[Region annotation rows]
==============================

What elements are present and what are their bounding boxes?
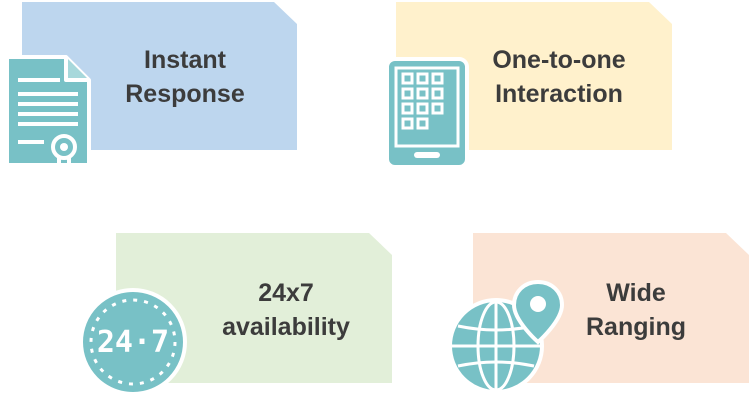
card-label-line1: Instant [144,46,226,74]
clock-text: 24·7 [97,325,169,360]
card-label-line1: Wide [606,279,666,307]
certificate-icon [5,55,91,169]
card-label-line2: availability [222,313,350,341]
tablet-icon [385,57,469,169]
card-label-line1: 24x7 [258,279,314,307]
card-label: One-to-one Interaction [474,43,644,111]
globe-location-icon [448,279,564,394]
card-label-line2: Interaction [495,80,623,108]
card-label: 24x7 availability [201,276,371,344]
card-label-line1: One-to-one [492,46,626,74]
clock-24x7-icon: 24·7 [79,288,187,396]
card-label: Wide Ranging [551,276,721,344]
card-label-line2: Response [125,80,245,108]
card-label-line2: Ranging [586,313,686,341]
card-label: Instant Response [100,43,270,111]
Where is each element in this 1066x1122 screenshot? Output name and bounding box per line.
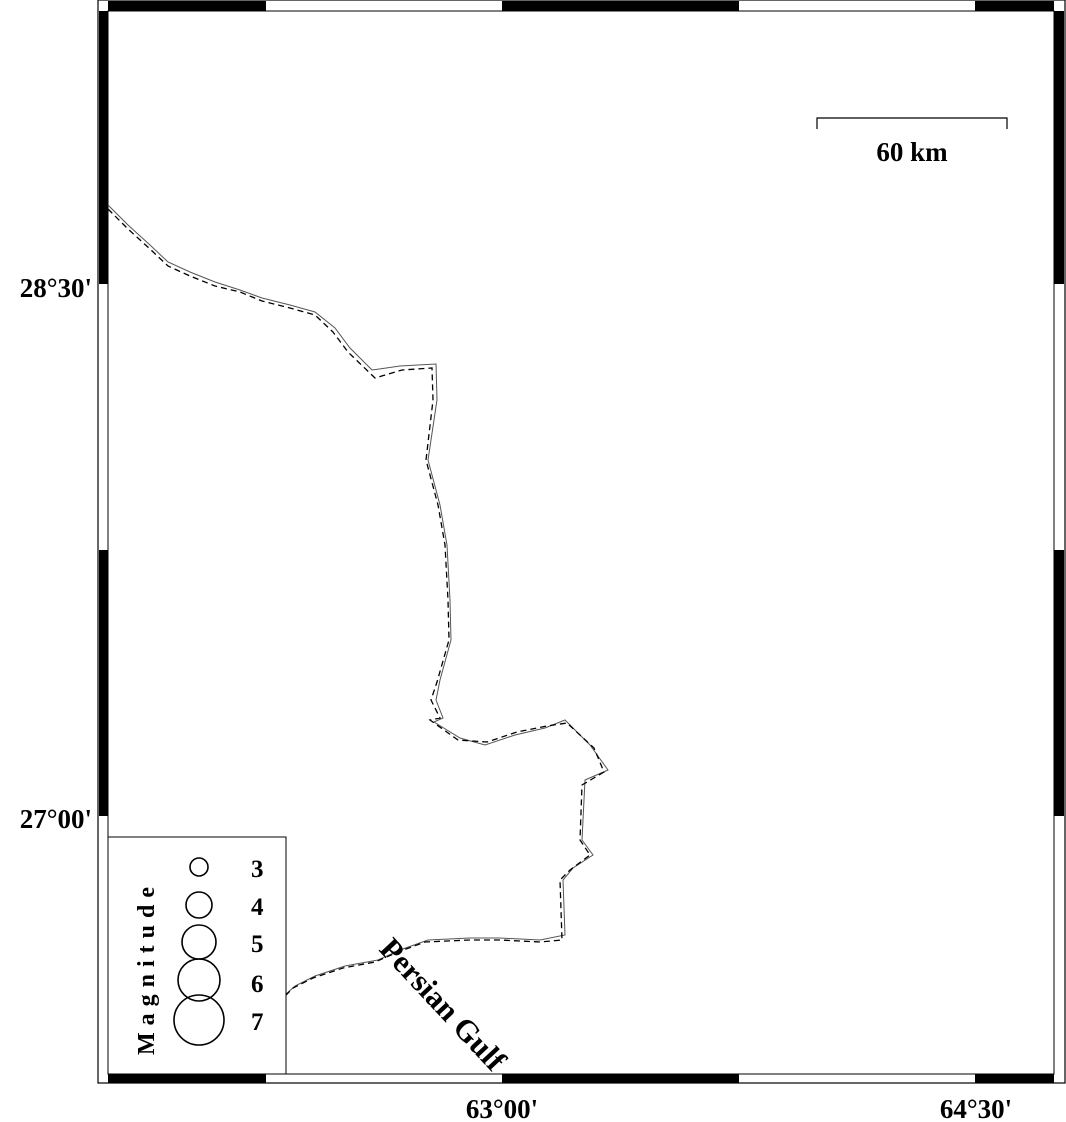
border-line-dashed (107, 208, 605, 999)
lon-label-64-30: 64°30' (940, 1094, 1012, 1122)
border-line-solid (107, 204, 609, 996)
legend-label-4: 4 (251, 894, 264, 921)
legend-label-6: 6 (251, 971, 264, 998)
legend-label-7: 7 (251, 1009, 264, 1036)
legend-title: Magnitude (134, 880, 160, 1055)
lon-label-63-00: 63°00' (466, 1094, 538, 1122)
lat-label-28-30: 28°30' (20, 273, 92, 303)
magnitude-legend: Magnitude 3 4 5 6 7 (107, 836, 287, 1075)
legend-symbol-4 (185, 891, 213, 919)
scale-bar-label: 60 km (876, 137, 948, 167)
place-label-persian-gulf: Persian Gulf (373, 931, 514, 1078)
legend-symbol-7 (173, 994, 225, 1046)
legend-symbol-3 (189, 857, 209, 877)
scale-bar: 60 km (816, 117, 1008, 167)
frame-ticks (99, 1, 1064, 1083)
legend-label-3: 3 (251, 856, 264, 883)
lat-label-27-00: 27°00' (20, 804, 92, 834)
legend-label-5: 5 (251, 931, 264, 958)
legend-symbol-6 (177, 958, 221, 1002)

==============================

DIRECTION ▸
How many lines in the rows above contain the string "symbol"? Reply with the number alone.

WRITTEN SOLUTION ▸
4